**PROBLEM DETAILS**
For each line in the material below that holds "heading", copy that line.

**MATERIAL SHOWN**
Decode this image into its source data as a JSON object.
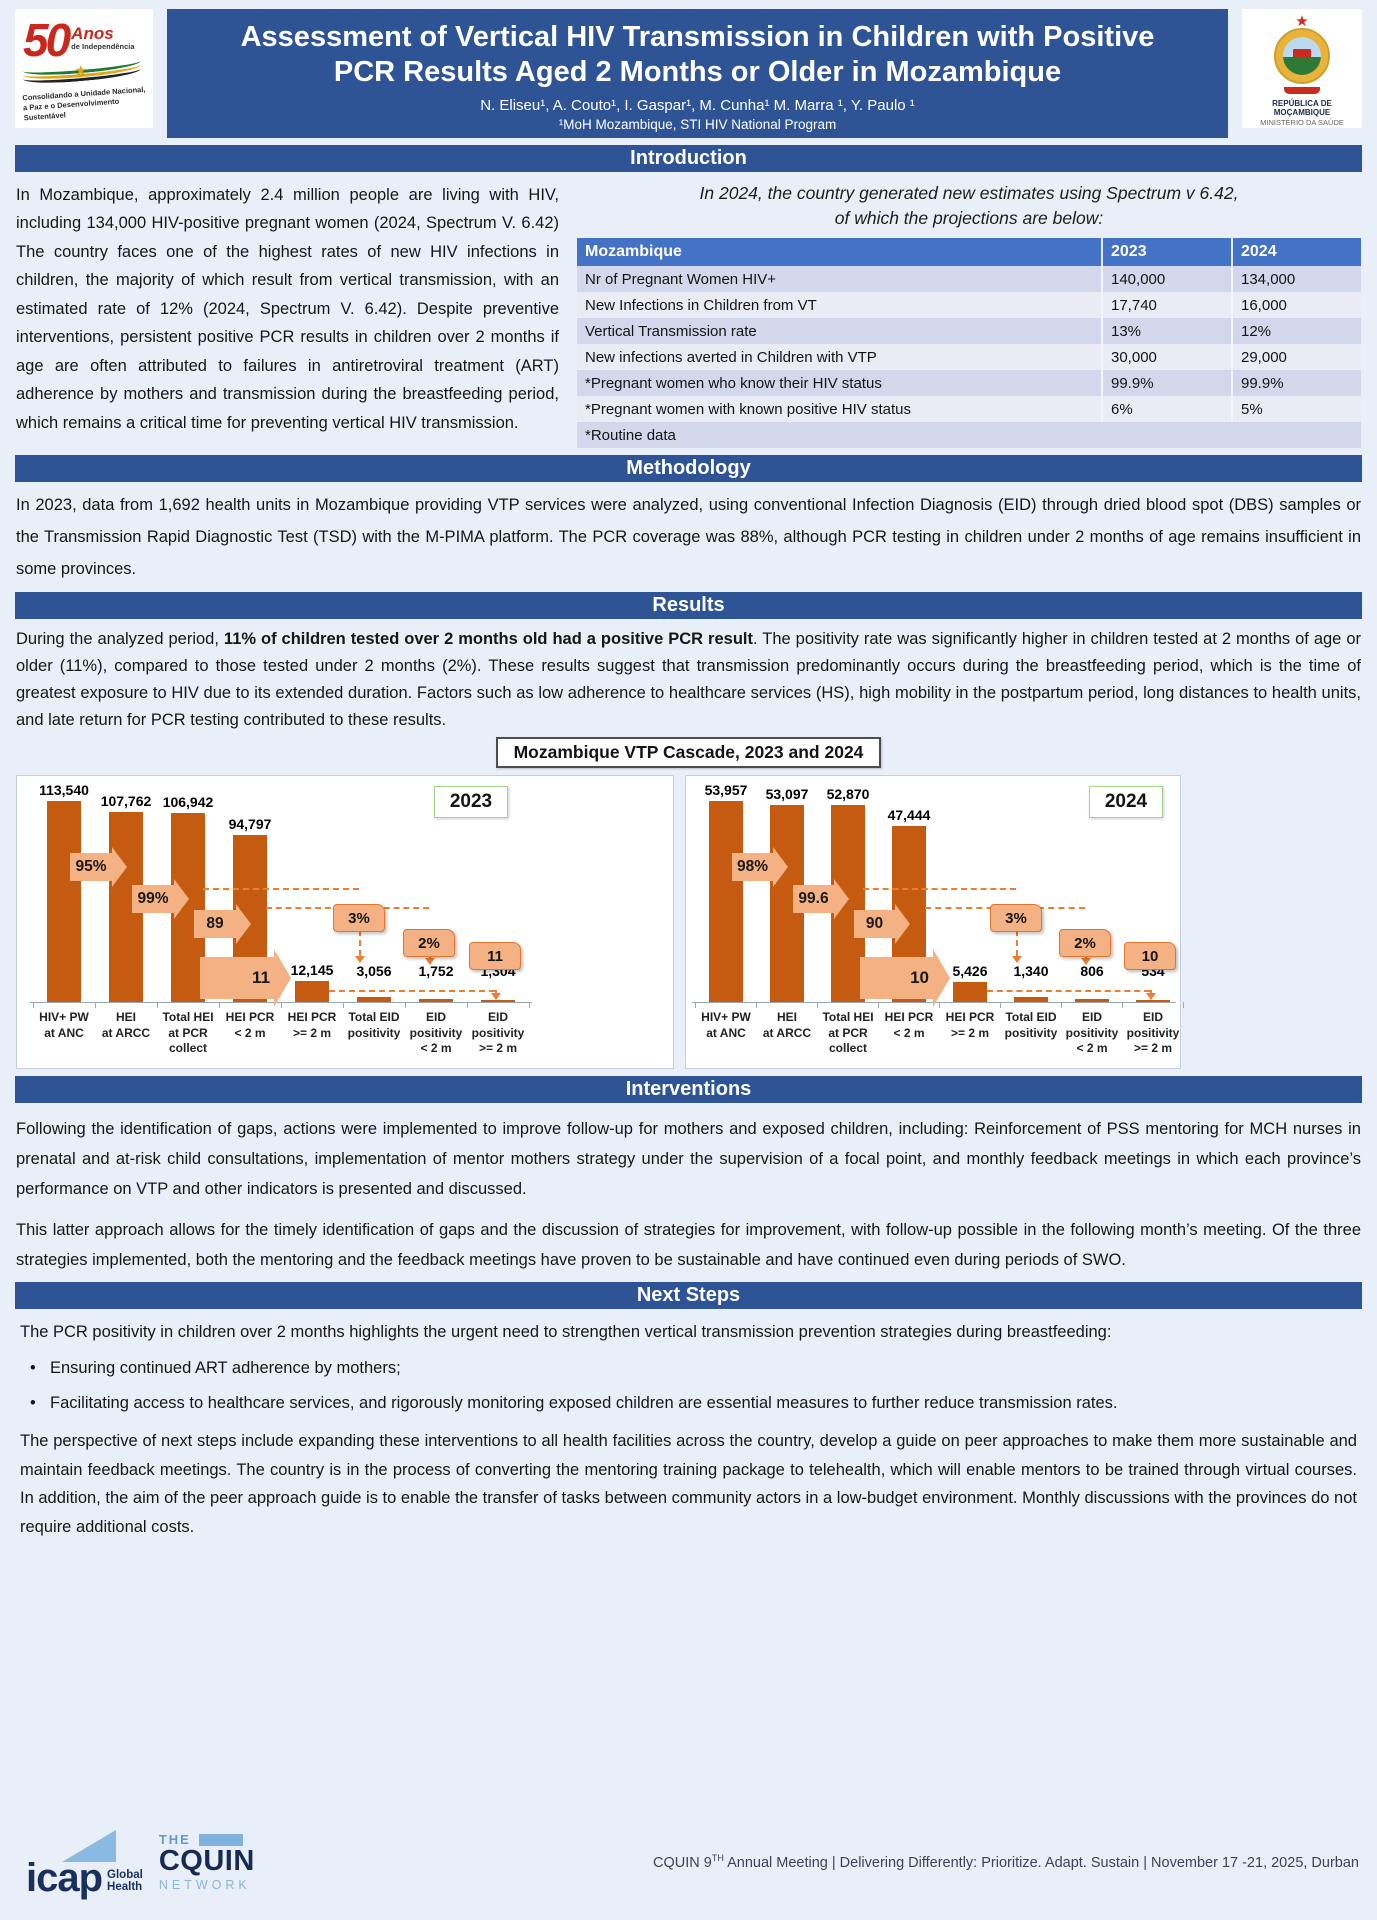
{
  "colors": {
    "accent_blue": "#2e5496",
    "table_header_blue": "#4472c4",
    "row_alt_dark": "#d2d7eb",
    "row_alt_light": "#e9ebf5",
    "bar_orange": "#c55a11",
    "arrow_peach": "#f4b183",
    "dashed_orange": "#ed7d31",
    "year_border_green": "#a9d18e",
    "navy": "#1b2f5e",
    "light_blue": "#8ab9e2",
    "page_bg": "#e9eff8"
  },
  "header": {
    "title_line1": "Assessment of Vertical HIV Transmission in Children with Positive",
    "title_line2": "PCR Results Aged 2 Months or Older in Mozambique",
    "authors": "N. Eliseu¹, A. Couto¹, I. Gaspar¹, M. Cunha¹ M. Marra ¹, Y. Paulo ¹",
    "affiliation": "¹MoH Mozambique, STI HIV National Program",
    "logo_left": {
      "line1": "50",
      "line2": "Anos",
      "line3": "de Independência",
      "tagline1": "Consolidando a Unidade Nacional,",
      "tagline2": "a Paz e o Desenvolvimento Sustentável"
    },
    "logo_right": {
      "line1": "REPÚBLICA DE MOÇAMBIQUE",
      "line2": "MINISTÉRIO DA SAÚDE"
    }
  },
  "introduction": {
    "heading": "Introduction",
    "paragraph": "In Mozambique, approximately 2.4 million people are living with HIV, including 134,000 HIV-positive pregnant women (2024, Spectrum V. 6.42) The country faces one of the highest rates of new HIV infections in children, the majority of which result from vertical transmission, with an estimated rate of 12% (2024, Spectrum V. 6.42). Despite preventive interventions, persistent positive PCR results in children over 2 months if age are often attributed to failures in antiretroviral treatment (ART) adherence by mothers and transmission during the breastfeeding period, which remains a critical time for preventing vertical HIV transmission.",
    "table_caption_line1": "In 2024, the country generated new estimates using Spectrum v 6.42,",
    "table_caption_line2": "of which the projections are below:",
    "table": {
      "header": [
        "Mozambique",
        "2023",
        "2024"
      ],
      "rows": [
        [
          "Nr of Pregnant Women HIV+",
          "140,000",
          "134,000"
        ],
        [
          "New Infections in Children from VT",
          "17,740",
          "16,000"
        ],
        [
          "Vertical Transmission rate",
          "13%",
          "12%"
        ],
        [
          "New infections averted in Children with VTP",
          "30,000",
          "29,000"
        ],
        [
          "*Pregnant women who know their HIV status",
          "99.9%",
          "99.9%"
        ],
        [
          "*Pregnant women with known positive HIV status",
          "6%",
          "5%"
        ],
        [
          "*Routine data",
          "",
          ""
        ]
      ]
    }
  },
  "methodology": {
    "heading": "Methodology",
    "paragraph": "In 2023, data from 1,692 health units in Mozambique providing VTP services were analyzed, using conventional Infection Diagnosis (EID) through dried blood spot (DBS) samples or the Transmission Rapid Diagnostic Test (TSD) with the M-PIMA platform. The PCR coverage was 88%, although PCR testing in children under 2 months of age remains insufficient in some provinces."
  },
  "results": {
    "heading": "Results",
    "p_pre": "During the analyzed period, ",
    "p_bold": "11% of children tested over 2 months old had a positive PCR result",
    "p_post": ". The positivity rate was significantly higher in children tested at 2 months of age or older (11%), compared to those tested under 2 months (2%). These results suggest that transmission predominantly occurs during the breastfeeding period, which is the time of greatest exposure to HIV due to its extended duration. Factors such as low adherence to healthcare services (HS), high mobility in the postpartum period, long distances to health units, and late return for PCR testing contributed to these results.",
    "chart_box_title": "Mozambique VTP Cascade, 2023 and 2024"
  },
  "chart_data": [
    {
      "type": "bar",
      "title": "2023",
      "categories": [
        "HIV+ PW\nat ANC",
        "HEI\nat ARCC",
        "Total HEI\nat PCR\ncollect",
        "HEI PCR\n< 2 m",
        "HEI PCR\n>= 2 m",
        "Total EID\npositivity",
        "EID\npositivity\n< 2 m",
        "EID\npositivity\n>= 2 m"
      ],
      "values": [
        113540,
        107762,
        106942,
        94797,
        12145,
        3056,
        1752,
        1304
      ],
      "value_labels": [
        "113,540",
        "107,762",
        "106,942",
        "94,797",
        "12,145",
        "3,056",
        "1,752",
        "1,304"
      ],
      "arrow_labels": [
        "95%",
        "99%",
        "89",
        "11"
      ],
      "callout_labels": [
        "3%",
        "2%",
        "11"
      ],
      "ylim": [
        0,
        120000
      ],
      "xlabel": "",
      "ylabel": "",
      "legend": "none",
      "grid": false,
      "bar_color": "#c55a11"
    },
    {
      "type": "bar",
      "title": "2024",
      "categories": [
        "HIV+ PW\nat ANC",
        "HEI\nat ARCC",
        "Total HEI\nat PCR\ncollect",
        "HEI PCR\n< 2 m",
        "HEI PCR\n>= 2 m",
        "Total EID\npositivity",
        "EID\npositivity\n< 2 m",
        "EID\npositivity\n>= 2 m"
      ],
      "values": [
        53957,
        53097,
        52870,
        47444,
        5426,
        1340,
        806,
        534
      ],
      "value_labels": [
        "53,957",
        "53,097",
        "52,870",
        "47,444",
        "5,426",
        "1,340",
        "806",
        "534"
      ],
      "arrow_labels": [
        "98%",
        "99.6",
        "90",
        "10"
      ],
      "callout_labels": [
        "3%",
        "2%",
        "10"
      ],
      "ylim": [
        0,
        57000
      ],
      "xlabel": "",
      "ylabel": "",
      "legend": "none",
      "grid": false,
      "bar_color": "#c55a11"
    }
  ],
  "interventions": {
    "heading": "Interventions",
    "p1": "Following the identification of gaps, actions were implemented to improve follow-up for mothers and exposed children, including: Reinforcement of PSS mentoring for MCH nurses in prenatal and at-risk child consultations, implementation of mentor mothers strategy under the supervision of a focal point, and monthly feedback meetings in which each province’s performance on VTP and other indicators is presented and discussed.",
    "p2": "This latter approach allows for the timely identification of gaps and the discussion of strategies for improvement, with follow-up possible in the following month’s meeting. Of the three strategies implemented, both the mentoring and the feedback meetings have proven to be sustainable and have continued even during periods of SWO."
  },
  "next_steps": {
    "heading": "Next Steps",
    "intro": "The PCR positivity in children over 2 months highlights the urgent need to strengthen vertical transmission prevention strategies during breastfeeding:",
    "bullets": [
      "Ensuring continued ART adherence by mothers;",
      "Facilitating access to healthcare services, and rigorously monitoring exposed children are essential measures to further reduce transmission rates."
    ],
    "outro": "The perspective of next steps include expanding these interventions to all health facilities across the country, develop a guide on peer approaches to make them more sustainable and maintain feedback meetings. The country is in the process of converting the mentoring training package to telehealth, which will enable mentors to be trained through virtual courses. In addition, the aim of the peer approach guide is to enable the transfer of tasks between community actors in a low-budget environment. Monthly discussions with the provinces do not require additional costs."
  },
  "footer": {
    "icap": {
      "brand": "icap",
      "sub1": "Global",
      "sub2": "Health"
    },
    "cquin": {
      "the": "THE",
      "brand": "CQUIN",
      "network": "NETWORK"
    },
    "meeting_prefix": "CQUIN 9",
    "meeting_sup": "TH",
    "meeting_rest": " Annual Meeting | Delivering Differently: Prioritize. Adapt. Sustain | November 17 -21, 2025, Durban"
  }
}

* * *

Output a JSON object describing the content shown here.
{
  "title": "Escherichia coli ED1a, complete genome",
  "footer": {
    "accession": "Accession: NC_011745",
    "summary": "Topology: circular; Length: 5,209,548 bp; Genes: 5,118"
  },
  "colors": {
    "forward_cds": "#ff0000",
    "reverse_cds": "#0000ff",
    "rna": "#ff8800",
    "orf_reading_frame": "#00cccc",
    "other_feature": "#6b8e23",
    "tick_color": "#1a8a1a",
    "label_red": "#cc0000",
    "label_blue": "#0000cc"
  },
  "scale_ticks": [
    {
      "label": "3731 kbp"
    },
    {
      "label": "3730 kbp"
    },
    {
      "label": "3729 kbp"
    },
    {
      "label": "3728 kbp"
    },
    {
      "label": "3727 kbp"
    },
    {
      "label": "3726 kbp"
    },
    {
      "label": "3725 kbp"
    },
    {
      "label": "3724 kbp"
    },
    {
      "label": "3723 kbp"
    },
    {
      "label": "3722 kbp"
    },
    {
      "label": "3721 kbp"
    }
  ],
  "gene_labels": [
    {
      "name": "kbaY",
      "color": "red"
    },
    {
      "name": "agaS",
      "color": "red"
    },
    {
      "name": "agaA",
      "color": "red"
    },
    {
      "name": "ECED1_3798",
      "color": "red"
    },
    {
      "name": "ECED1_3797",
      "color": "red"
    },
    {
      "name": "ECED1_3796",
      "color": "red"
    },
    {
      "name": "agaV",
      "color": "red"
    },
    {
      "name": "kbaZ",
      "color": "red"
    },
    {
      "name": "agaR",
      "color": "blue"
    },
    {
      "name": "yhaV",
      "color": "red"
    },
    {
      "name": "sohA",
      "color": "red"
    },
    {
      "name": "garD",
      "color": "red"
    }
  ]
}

* * *

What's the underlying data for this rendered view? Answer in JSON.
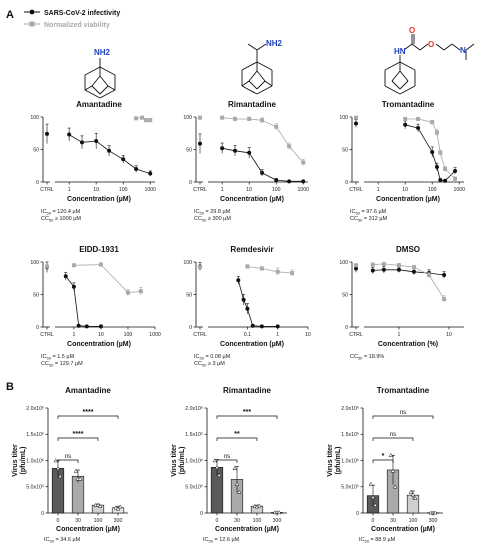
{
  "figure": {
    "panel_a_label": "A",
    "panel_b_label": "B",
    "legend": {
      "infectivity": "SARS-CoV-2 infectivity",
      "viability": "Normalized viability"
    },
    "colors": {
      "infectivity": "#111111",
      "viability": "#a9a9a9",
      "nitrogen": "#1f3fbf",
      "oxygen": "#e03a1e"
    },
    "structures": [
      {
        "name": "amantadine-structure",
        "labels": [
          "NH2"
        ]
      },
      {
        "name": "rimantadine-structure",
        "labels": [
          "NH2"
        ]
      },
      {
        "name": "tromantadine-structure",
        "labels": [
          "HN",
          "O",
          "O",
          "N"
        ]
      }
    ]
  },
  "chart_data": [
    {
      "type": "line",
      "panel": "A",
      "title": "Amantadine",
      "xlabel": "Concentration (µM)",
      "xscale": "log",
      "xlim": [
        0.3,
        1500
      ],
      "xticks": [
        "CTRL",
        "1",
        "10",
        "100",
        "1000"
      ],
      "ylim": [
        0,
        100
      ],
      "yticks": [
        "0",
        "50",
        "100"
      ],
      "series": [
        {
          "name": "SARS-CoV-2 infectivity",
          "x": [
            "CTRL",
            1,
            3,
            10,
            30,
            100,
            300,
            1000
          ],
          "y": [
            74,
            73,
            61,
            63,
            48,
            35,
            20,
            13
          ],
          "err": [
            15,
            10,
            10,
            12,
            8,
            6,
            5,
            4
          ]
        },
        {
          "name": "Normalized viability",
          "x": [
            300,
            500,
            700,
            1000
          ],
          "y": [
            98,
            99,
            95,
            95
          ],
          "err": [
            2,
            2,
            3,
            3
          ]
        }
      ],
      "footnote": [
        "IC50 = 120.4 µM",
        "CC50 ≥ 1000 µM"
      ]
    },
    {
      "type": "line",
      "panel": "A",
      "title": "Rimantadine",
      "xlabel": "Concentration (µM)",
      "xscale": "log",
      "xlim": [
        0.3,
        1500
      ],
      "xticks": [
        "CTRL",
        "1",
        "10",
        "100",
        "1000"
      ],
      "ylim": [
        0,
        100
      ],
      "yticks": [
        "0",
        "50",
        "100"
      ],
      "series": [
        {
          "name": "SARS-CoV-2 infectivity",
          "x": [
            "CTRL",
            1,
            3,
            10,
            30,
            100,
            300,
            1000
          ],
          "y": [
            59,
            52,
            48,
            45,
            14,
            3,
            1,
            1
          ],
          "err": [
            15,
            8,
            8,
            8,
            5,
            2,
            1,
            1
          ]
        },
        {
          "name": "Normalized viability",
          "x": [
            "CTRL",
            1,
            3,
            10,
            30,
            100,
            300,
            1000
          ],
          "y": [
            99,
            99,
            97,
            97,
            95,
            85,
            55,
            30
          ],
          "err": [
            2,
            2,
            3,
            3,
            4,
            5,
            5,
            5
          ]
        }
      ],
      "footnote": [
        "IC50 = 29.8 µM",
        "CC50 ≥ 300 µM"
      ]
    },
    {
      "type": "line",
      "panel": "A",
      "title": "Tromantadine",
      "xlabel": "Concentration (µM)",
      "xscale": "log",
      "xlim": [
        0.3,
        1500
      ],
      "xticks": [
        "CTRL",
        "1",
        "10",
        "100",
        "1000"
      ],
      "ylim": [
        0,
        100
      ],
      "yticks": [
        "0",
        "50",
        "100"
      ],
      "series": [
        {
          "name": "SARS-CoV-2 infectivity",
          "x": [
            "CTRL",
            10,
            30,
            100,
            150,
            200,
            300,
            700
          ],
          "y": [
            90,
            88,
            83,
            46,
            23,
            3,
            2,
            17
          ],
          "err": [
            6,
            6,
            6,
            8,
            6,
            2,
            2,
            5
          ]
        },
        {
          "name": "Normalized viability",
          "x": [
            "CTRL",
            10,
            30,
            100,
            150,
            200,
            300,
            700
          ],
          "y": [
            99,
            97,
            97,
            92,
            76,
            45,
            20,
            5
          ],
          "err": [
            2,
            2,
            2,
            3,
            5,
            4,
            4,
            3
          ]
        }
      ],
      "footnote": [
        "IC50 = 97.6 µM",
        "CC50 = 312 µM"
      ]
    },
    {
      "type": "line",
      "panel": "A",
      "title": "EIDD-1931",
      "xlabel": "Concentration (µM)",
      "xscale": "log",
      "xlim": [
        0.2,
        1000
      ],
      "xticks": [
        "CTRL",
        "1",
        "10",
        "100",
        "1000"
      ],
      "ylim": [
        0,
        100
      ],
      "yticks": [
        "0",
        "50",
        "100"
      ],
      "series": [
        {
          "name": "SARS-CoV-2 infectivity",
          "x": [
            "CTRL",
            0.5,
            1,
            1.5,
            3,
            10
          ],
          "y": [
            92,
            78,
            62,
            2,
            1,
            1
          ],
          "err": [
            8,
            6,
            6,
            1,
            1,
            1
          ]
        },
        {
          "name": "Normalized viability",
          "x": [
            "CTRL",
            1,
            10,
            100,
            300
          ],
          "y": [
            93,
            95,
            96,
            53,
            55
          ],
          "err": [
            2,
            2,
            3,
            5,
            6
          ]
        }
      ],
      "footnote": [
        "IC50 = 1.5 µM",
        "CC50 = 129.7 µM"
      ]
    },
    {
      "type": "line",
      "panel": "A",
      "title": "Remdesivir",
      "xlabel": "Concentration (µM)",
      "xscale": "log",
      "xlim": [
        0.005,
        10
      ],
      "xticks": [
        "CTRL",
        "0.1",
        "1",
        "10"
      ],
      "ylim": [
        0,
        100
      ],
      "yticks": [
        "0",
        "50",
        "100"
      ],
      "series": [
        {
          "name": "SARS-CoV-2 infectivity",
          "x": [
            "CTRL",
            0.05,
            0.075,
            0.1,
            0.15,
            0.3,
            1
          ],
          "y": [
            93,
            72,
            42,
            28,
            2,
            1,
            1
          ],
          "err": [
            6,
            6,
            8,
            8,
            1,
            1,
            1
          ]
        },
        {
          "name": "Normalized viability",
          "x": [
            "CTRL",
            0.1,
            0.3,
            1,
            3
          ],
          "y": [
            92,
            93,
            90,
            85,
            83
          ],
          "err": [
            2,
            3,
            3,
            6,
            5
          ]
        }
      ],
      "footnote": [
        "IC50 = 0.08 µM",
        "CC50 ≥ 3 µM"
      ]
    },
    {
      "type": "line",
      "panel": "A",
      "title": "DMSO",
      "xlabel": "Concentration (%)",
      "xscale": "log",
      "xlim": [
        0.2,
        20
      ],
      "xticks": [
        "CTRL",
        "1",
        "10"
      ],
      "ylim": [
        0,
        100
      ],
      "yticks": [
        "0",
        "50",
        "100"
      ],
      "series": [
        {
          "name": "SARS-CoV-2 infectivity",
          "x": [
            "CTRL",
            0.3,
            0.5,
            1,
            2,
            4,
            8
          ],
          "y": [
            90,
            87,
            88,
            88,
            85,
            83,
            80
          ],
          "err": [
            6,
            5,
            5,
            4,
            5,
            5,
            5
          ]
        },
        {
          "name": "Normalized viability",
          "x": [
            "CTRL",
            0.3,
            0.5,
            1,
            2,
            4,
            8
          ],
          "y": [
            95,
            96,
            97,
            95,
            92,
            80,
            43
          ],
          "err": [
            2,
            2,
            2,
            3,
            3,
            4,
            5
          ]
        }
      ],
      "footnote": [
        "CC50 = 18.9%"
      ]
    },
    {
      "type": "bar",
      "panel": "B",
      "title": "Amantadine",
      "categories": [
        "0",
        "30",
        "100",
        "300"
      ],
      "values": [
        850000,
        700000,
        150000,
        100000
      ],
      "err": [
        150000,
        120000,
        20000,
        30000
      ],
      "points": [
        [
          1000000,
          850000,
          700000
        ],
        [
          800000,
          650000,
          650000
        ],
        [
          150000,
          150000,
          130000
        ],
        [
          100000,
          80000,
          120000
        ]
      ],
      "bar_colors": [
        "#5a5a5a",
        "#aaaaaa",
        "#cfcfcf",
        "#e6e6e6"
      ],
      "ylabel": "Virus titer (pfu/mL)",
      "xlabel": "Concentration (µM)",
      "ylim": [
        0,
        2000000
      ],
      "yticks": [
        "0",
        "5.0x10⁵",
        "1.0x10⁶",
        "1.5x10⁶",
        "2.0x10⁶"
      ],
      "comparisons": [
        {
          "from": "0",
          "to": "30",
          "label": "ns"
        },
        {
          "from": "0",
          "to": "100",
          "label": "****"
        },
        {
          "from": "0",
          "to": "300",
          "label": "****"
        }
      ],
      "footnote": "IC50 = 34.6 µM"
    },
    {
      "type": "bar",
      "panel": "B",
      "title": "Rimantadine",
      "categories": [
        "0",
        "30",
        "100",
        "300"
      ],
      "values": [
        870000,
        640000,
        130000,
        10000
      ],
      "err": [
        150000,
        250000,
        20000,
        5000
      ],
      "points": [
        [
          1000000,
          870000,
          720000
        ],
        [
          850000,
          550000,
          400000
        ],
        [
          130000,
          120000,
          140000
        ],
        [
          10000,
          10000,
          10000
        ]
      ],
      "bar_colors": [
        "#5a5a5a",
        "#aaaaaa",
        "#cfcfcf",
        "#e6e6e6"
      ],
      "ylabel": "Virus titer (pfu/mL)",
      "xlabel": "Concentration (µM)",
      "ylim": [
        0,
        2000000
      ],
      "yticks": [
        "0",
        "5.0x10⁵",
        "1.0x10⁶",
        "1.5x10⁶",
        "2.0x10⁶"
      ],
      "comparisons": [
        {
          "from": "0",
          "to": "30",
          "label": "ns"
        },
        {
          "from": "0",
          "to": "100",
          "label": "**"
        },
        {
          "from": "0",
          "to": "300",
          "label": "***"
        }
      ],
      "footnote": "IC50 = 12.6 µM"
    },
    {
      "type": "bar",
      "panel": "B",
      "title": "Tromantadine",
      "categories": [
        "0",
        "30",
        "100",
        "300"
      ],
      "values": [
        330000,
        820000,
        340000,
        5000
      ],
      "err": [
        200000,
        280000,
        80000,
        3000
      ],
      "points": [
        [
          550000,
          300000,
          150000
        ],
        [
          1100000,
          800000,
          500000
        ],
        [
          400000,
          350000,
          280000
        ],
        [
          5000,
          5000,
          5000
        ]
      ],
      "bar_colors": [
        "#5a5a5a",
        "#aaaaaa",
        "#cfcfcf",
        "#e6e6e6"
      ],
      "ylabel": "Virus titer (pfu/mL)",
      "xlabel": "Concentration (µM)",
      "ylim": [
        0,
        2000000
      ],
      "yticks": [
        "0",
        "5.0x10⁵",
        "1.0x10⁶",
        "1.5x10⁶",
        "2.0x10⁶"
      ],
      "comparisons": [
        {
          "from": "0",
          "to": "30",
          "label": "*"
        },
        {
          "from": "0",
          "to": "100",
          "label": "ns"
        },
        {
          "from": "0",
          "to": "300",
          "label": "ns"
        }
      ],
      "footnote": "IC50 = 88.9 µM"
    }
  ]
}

**YOUR SOLUTION**
    "heading": "Introduction",
    "heading": "Methodology",
    "heading": "Results",
    "heading": "Interventions",
    "heading": "Next Steps",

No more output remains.